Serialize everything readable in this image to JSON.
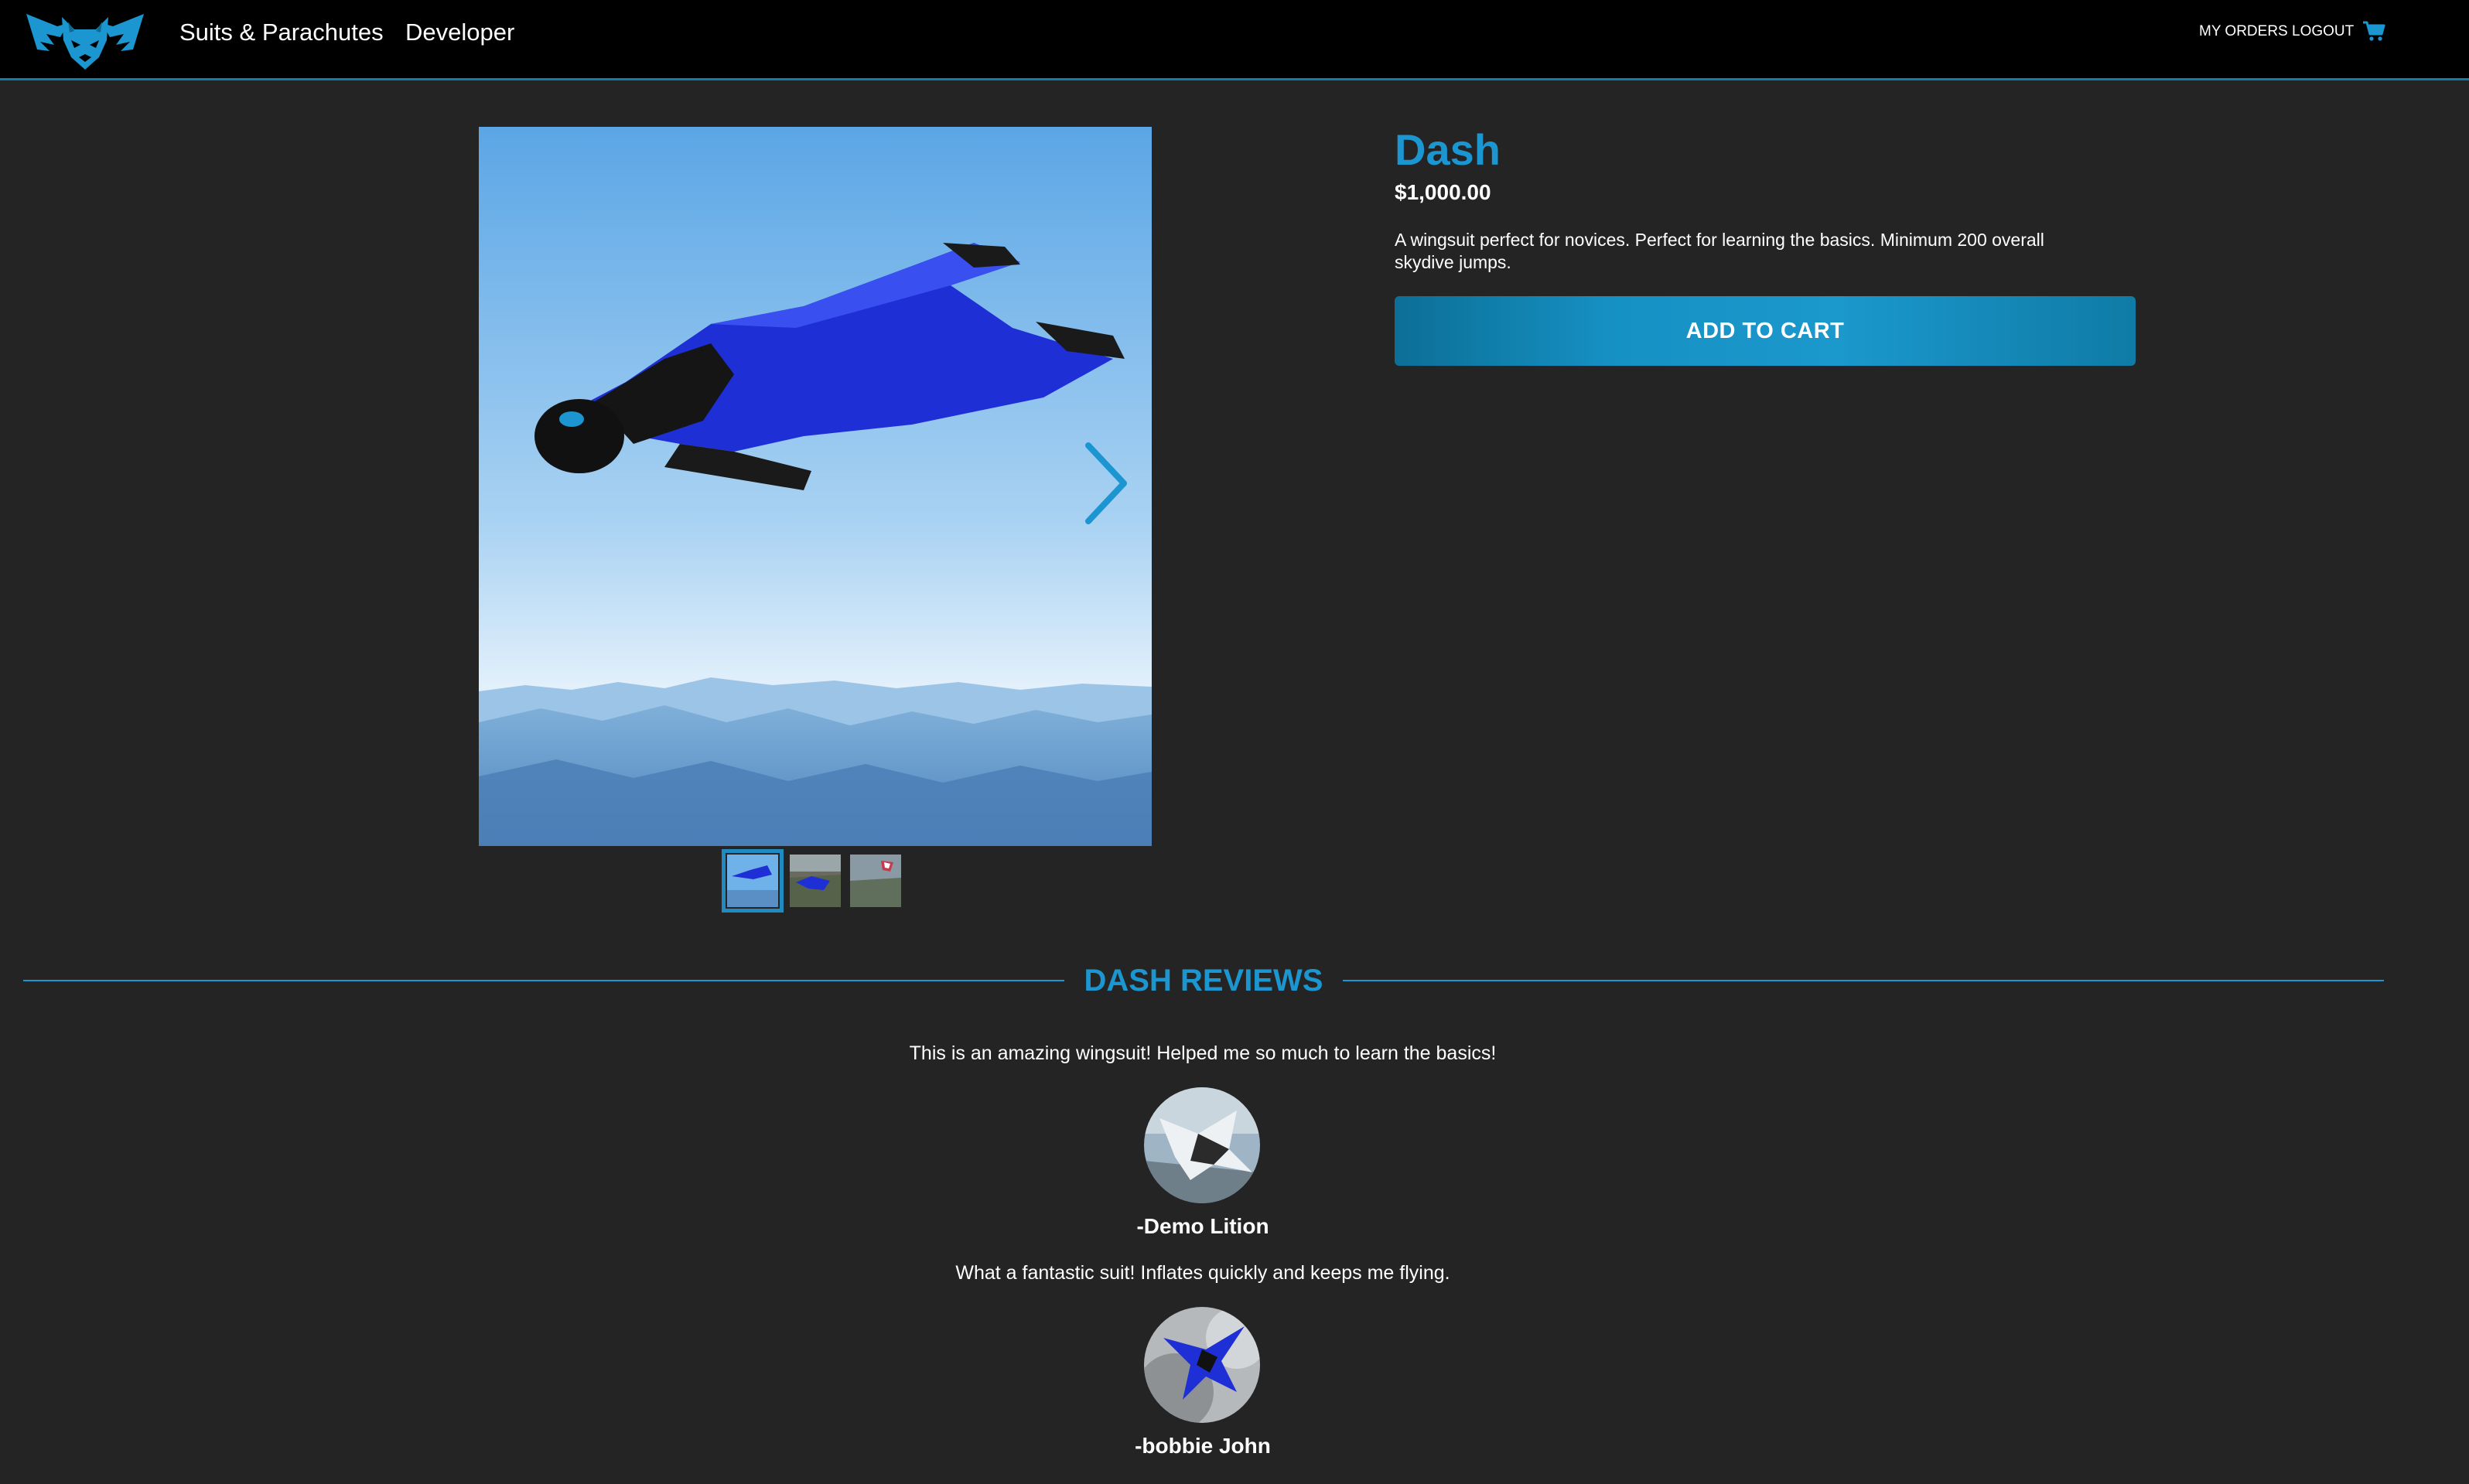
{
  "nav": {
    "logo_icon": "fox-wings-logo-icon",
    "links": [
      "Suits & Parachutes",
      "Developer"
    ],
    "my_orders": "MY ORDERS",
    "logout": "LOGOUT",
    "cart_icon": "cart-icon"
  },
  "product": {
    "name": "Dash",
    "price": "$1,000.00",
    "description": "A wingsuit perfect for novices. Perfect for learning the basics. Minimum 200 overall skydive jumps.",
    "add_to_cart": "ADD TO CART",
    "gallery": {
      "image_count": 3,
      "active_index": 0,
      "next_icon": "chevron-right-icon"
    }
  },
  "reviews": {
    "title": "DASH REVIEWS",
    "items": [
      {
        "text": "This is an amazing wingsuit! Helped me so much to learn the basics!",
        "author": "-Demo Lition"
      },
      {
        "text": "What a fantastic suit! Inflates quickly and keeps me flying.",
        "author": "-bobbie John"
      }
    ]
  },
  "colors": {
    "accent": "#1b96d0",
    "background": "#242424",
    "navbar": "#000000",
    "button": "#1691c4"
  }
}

=====

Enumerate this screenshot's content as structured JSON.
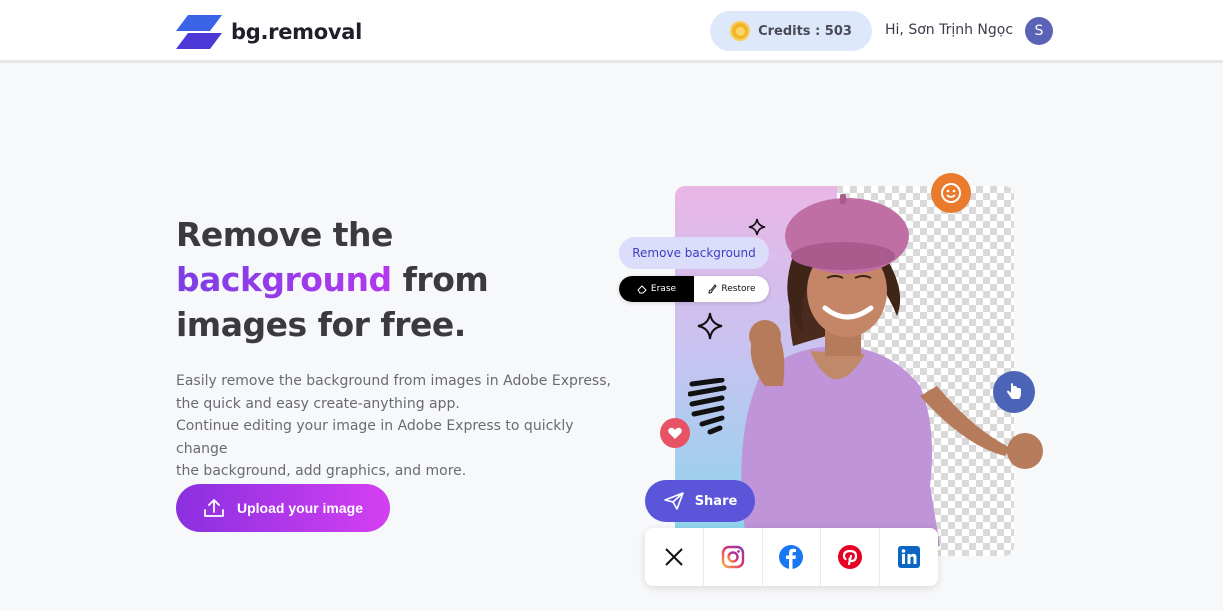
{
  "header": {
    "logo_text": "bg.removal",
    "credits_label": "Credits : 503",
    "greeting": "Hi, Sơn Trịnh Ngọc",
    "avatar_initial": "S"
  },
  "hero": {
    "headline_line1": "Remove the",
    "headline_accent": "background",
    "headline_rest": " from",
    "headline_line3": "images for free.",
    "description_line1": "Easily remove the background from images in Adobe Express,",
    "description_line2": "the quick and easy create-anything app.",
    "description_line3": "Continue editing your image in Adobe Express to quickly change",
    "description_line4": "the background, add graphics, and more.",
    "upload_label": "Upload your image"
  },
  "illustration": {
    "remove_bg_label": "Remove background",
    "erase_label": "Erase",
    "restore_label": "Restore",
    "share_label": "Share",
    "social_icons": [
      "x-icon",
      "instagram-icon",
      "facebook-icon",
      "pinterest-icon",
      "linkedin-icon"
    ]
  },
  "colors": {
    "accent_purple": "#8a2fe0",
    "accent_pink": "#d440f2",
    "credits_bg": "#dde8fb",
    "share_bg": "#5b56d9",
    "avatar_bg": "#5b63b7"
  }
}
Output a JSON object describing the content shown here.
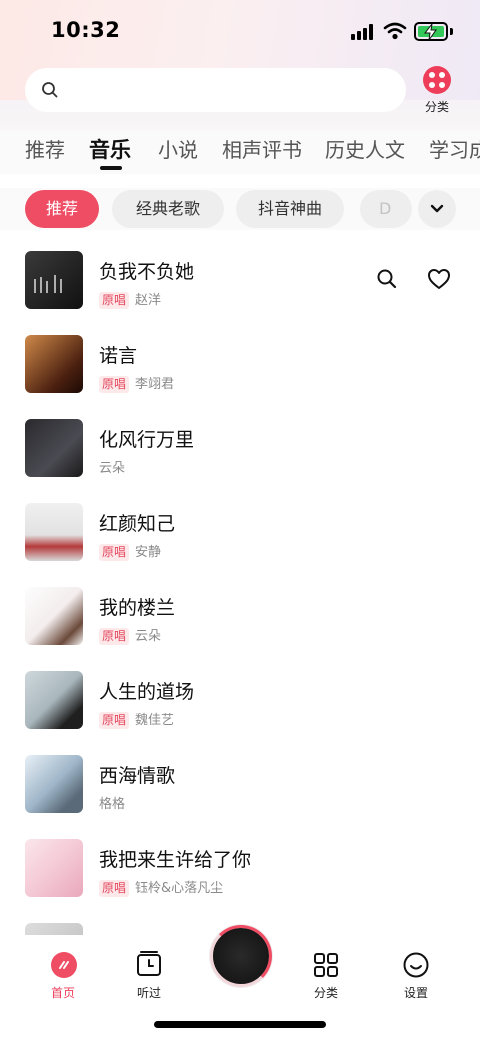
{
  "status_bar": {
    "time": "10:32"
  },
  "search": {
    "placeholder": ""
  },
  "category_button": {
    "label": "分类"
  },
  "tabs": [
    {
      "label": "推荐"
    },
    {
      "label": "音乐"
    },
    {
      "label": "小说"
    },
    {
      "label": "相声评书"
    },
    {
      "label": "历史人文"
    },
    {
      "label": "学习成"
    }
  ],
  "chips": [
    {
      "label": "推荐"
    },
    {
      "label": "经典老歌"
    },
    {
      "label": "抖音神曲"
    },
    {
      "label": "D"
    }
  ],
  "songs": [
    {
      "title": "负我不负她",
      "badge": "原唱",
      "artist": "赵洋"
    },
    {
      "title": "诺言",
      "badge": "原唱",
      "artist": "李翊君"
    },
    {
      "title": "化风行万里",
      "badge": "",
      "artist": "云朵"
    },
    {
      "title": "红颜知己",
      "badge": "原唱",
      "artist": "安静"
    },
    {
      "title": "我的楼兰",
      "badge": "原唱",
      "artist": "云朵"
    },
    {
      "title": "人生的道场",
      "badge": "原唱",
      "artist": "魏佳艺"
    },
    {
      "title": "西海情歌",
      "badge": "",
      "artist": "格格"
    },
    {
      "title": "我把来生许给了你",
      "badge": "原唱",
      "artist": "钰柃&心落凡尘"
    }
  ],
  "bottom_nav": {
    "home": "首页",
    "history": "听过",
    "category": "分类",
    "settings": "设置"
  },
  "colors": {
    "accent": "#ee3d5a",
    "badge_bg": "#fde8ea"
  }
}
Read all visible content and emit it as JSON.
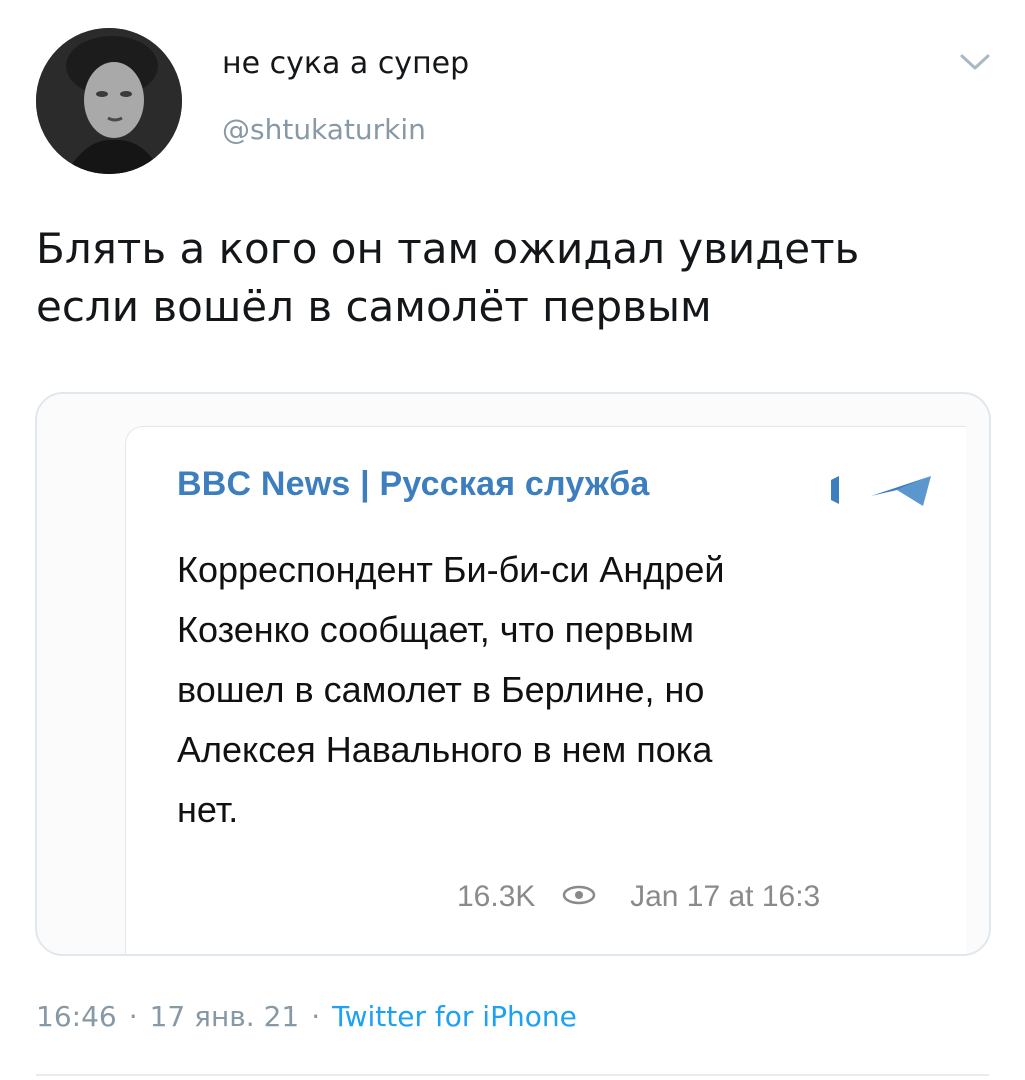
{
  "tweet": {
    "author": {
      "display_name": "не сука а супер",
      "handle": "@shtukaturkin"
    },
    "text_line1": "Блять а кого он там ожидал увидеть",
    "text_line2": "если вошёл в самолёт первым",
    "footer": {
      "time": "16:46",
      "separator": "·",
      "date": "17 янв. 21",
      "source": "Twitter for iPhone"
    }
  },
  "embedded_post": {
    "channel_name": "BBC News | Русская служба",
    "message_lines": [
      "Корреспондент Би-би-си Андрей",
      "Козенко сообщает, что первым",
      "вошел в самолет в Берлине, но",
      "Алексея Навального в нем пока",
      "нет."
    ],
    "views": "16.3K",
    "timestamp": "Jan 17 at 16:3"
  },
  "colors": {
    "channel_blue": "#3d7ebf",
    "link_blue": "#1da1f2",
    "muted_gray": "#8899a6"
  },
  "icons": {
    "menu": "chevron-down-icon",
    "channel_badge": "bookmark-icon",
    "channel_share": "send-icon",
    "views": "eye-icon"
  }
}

=====

Identify the lines in the records above that contain the word "Express", then state how many there are and nothing more.

2